• [Task goal]:
Using the listing below, please gather every line containing the word "monitor".

◆ ◆ ◆

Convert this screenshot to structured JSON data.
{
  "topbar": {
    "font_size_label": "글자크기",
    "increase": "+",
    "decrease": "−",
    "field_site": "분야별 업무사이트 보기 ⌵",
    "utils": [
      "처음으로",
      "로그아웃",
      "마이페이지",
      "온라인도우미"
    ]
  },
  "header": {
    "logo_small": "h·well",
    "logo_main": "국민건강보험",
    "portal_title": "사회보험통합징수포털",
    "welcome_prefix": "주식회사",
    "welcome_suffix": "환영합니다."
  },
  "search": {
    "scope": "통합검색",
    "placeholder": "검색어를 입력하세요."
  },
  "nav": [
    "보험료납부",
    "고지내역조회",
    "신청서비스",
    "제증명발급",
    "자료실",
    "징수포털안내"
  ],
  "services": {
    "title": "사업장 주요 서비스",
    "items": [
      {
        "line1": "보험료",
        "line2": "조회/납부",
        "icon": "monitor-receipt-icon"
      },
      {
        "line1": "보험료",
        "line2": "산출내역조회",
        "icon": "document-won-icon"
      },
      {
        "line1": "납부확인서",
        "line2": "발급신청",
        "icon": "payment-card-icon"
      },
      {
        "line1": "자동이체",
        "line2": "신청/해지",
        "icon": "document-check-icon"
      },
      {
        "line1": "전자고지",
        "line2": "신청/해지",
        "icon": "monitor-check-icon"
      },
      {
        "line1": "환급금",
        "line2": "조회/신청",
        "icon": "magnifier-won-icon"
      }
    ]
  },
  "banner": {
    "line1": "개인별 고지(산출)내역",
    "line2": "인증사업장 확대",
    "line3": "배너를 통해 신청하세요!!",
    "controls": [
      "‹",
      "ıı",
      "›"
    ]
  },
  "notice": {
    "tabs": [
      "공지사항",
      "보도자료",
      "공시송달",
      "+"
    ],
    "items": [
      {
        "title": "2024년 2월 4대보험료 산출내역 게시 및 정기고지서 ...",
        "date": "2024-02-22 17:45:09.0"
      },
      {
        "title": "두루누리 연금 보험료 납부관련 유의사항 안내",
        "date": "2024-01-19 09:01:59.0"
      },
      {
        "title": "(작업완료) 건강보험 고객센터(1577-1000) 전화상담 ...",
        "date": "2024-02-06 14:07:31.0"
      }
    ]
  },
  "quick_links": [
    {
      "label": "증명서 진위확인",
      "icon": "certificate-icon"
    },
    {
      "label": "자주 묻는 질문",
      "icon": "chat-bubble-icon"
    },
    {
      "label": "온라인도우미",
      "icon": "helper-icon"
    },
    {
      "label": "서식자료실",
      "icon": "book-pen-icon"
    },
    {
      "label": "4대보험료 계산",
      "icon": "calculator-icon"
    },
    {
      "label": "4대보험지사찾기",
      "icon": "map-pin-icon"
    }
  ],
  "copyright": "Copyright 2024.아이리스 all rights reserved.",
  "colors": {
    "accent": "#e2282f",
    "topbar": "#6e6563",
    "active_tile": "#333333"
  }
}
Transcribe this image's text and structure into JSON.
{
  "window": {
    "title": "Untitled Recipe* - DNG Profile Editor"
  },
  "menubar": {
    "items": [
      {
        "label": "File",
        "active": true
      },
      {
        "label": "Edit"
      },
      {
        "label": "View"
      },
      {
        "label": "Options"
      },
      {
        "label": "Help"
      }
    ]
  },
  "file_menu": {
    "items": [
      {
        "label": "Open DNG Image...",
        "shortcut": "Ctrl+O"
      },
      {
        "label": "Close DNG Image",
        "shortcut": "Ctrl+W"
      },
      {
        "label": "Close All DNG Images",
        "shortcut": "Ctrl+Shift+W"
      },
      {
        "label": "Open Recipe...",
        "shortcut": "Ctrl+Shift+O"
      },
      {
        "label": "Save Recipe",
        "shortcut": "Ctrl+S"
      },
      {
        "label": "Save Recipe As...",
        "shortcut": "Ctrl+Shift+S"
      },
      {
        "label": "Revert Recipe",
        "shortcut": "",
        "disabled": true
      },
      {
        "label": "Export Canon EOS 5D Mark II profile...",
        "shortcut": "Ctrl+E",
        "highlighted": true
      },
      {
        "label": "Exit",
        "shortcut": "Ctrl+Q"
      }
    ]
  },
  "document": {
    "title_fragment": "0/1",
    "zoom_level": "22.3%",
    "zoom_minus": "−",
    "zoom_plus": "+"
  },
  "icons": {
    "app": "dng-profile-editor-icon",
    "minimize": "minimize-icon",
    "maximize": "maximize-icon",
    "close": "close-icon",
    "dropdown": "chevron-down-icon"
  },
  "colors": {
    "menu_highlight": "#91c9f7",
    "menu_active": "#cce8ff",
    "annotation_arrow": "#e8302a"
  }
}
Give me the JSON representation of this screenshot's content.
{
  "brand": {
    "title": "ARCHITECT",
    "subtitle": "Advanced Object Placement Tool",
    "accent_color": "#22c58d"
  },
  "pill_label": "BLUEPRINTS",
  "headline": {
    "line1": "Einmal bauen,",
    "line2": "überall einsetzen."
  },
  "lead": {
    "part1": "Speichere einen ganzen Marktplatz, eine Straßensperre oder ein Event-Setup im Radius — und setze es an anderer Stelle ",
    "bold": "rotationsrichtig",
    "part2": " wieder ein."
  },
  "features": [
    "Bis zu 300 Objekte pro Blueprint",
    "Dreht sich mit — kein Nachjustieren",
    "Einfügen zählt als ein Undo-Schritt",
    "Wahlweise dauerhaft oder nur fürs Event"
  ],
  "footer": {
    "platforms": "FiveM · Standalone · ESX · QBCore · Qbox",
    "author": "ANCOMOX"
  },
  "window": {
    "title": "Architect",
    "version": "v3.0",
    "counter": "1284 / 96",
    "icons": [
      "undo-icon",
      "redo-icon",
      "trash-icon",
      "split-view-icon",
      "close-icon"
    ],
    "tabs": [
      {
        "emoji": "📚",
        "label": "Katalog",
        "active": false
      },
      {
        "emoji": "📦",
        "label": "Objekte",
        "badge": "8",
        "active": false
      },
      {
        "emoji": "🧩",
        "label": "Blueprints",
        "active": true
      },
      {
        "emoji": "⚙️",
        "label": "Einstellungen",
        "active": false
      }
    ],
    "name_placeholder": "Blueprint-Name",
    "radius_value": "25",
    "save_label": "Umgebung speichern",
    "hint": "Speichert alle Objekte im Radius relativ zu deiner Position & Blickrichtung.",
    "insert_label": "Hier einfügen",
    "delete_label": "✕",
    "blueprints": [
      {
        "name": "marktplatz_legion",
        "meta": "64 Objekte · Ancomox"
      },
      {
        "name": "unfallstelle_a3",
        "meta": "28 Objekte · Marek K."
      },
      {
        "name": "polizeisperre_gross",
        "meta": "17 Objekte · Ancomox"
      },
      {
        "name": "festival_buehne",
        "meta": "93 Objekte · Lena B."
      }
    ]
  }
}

◆ ◆ ◆

• [Written answer]:
        "icon": "monitor-receipt-icon"
        "icon": "monitor-check-icon"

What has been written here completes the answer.